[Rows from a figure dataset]
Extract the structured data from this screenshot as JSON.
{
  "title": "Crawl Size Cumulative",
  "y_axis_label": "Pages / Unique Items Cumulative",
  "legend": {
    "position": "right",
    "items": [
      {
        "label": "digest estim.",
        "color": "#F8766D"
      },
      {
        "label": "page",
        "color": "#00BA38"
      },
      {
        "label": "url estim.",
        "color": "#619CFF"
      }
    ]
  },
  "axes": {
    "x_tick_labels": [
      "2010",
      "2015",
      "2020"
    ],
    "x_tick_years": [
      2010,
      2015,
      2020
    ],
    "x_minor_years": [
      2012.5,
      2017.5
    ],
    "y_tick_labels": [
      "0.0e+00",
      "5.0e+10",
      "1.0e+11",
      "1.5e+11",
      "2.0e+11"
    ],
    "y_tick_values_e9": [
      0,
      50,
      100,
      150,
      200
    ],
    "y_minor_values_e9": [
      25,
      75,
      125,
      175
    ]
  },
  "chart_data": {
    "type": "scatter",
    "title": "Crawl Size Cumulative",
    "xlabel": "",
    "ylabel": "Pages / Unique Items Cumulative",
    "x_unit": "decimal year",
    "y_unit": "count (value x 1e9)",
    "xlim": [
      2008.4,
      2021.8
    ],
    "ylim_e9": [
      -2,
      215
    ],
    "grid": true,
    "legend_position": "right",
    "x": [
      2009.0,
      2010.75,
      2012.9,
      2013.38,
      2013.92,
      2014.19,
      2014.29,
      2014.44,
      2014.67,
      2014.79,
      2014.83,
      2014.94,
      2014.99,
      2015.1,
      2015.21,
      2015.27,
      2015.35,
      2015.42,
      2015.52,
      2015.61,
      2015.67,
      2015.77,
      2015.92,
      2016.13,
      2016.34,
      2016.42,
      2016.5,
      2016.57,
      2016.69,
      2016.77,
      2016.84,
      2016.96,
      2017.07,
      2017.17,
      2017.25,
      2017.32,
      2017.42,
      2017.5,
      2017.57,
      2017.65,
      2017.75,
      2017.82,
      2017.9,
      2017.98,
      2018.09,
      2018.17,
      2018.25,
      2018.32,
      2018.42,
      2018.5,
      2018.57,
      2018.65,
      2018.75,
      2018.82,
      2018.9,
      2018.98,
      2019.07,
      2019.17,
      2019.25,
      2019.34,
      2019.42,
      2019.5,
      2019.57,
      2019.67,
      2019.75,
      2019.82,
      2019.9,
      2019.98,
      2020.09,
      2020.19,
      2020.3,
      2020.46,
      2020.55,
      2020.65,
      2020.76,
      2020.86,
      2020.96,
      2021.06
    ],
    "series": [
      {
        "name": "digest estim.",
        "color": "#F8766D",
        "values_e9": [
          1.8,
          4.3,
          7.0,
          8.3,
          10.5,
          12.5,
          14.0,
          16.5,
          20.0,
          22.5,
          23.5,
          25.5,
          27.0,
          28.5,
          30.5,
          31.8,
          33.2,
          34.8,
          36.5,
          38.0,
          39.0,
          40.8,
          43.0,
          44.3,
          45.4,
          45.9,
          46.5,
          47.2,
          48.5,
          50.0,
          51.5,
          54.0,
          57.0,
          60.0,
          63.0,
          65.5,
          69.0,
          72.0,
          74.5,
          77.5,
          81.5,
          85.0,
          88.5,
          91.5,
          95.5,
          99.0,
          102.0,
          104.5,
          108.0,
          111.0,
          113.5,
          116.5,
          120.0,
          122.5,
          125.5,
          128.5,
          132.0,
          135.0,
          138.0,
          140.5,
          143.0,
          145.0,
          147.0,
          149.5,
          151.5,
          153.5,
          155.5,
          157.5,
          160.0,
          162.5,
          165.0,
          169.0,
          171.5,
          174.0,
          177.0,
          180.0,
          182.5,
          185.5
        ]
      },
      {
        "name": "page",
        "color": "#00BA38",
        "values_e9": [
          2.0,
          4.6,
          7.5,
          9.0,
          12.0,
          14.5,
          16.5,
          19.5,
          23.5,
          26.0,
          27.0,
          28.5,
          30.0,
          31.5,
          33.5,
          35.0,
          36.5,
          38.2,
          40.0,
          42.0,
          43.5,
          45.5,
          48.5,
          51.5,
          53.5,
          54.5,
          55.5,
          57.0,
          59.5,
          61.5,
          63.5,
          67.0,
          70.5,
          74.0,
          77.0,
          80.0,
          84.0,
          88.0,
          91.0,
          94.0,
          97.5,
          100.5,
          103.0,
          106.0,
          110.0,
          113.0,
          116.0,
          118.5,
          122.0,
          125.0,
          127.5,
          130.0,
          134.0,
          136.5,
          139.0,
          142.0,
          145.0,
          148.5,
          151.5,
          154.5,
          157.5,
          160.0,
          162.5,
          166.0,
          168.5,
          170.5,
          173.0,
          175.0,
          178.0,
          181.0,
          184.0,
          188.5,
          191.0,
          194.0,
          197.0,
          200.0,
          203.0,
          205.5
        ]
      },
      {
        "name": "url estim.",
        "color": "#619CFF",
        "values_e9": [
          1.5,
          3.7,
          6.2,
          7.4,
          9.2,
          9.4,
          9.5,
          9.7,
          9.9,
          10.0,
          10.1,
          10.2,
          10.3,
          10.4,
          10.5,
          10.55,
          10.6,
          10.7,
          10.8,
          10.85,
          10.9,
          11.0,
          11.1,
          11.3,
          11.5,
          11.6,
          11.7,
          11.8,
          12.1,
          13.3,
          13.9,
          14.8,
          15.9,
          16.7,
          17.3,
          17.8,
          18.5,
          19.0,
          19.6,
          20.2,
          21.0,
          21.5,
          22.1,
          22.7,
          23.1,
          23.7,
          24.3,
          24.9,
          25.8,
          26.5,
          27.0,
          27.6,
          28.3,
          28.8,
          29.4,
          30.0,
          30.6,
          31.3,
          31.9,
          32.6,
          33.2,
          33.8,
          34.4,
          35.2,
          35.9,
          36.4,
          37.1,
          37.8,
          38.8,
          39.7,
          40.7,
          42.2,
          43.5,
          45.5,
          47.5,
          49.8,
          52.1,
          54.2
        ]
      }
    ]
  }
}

--

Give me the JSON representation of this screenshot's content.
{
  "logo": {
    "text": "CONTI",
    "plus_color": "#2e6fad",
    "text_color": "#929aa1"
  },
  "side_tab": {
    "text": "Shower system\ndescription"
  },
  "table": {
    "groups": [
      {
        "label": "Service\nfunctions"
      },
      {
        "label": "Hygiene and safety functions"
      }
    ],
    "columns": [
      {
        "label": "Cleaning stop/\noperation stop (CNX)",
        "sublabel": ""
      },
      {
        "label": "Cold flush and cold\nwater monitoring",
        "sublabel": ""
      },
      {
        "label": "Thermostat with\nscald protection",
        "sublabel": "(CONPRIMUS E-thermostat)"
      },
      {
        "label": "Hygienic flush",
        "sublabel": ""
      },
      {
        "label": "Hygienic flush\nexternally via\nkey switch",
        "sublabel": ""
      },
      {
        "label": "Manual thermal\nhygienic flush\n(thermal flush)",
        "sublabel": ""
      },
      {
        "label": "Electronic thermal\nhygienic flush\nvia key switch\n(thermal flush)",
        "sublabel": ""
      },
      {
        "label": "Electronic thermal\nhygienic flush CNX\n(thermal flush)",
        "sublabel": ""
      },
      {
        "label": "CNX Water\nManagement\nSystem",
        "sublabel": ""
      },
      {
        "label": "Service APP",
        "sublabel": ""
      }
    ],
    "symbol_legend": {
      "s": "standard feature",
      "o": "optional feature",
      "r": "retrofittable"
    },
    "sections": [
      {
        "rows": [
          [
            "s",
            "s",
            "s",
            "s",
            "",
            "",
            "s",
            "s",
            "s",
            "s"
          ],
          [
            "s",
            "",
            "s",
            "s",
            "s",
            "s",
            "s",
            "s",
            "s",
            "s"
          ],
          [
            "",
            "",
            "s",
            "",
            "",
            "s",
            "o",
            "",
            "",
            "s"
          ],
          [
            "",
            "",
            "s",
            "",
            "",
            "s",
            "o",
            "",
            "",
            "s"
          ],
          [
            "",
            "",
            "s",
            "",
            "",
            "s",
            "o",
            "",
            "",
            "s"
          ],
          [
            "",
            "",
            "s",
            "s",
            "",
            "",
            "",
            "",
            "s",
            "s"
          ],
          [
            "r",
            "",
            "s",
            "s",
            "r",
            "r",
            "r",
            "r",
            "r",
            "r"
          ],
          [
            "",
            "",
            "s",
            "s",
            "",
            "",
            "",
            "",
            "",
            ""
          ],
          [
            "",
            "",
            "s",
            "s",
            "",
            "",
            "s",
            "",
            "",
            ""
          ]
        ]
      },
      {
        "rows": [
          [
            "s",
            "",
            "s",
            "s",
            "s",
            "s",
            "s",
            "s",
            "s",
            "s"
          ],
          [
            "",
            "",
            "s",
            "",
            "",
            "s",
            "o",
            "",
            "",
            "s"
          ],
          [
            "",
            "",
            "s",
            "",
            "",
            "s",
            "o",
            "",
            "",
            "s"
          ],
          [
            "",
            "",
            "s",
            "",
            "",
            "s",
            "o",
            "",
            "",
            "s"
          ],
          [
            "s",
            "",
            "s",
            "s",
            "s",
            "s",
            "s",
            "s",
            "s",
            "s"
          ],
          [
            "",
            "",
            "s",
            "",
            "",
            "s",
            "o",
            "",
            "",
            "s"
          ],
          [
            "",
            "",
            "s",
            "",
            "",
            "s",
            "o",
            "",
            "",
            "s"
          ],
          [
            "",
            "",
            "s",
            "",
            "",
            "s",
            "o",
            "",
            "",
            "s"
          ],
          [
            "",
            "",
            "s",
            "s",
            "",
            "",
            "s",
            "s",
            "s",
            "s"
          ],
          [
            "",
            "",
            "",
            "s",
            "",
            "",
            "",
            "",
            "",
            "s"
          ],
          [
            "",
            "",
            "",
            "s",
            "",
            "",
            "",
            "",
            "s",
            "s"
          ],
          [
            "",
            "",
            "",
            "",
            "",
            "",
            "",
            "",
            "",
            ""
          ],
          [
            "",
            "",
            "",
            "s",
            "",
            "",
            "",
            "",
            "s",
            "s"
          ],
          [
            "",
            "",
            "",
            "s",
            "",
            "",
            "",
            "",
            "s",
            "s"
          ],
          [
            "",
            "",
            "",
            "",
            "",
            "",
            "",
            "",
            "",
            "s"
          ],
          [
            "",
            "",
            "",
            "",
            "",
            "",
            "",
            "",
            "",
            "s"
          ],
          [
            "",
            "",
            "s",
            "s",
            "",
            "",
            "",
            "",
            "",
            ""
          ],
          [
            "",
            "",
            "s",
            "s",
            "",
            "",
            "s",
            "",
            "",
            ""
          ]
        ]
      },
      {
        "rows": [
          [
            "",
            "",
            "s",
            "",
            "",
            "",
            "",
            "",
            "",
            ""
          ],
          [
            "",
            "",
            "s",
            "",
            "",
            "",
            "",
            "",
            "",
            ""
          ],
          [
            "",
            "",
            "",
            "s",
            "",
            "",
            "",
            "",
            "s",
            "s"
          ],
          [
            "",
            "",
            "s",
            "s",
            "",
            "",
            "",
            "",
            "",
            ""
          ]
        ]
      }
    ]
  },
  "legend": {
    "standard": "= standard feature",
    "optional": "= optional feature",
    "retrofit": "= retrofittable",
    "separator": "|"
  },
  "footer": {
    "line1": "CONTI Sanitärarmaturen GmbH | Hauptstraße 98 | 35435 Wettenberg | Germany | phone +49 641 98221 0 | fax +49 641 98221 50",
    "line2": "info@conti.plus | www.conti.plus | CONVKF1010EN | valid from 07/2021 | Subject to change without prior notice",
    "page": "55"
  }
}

**What is required:**
Return all the lines that contain the string "Pages".

**Exercise response:**
  "y_axis_label": "Pages / Unique Items Cumulative",
    "ylabel": "Pages / Unique Items Cumulative",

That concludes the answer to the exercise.